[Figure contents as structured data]
· · · ·
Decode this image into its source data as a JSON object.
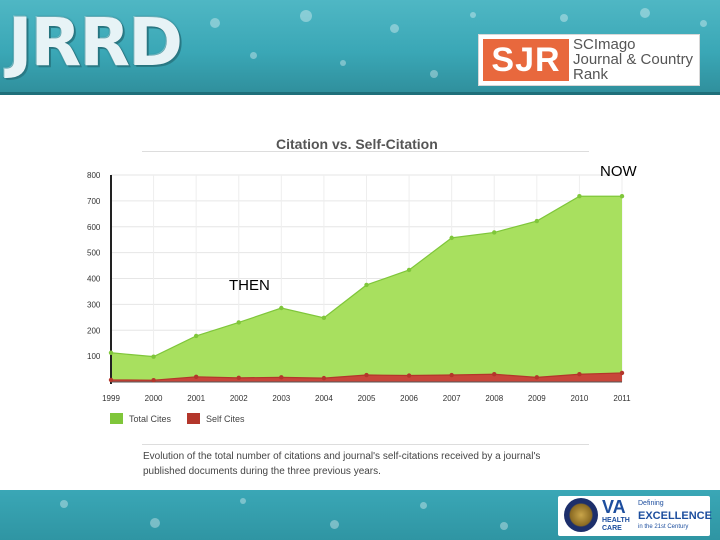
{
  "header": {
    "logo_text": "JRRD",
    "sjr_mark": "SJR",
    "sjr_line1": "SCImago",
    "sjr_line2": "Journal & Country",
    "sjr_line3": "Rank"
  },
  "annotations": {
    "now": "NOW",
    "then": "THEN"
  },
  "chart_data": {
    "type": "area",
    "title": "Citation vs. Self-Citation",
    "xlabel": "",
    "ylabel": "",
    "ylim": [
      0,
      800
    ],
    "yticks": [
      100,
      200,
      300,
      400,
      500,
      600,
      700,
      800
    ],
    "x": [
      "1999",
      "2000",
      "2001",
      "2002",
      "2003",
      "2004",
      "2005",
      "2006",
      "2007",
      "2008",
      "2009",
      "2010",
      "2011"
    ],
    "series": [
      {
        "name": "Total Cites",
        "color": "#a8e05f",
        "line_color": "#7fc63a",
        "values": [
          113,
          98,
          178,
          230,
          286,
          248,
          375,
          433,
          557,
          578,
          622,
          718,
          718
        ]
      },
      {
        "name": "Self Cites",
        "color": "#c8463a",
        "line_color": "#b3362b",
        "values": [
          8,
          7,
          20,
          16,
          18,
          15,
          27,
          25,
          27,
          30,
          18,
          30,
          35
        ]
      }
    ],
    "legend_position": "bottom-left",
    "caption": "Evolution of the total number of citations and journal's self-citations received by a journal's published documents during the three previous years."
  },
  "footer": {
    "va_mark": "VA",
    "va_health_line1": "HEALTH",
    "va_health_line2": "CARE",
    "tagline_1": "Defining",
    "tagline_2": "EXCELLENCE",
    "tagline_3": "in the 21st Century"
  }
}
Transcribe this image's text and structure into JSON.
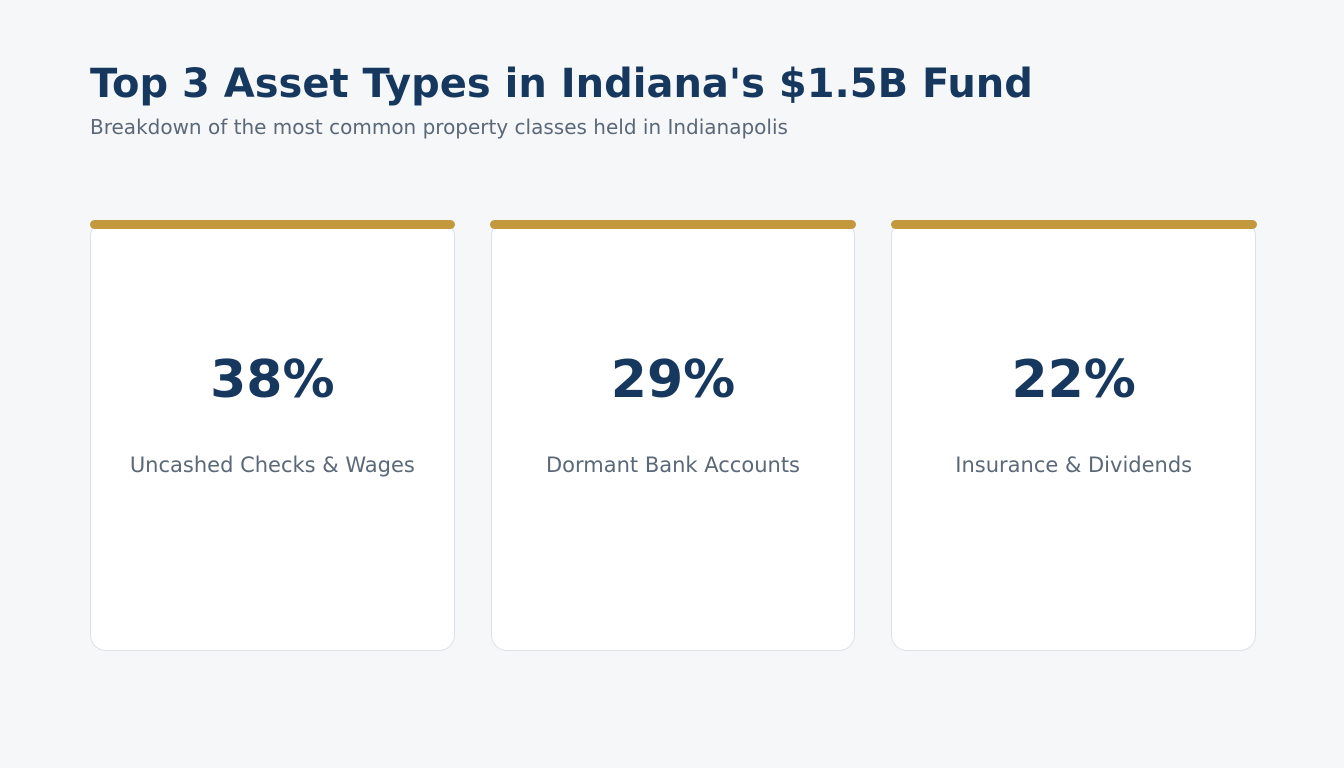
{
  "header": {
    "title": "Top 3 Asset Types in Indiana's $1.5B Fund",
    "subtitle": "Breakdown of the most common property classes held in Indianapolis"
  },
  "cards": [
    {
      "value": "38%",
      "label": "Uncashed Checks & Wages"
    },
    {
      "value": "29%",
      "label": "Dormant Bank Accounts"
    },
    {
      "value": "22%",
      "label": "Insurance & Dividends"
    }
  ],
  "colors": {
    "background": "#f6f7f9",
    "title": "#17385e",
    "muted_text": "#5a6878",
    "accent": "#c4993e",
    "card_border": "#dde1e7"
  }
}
· · · ·
Aim
Exactly reproduce each record, leaving out any pictures.

Full answer
Decode this image into its source data as a JSON object.
{
  "header": {
    "logo_text": "JRRD",
    "sjr_mark": "SJR",
    "sjr_line1": "SCImago",
    "sjr_line2": "Journal & Country",
    "sjr_line3": "Rank"
  },
  "annotations": {
    "now": "NOW",
    "then": "THEN"
  },
  "chart_data": {
    "type": "area",
    "title": "Citation vs. Self-Citation",
    "xlabel": "",
    "ylabel": "",
    "ylim": [
      0,
      800
    ],
    "yticks": [
      100,
      200,
      300,
      400,
      500,
      600,
      700,
      800
    ],
    "x": [
      "1999",
      "2000",
      "2001",
      "2002",
      "2003",
      "2004",
      "2005",
      "2006",
      "2007",
      "2008",
      "2009",
      "2010",
      "2011"
    ],
    "series": [
      {
        "name": "Total Cites",
        "color": "#a8e05f",
        "line_color": "#7fc63a",
        "values": [
          113,
          98,
          178,
          230,
          286,
          248,
          375,
          433,
          557,
          578,
          622,
          718,
          718
        ]
      },
      {
        "name": "Self Cites",
        "color": "#c8463a",
        "line_color": "#b3362b",
        "values": [
          8,
          7,
          20,
          16,
          18,
          15,
          27,
          25,
          27,
          30,
          18,
          30,
          35
        ]
      }
    ],
    "legend_position": "bottom-left",
    "caption": "Evolution of the total number of citations and journal's self-citations received by a journal's published documents during the three previous years."
  },
  "footer": {
    "va_mark": "VA",
    "va_health_line1": "HEALTH",
    "va_health_line2": "CARE",
    "tagline_1": "Defining",
    "tagline_2": "EXCELLENCE",
    "tagline_3": "in the 21st Century"
  }
}
Transcribe this image's text and structure into JSON.
{
  "header": {
    "title": "Top 3 Asset Types in Indiana's $1.5B Fund",
    "subtitle": "Breakdown of the most common property classes held in Indianapolis"
  },
  "cards": [
    {
      "value": "38%",
      "label": "Uncashed Checks & Wages"
    },
    {
      "value": "29%",
      "label": "Dormant Bank Accounts"
    },
    {
      "value": "22%",
      "label": "Insurance & Dividends"
    }
  ],
  "colors": {
    "background": "#f6f7f9",
    "title": "#17385e",
    "muted_text": "#5a6878",
    "accent": "#c4993e",
    "card_border": "#dde1e7"
  }
}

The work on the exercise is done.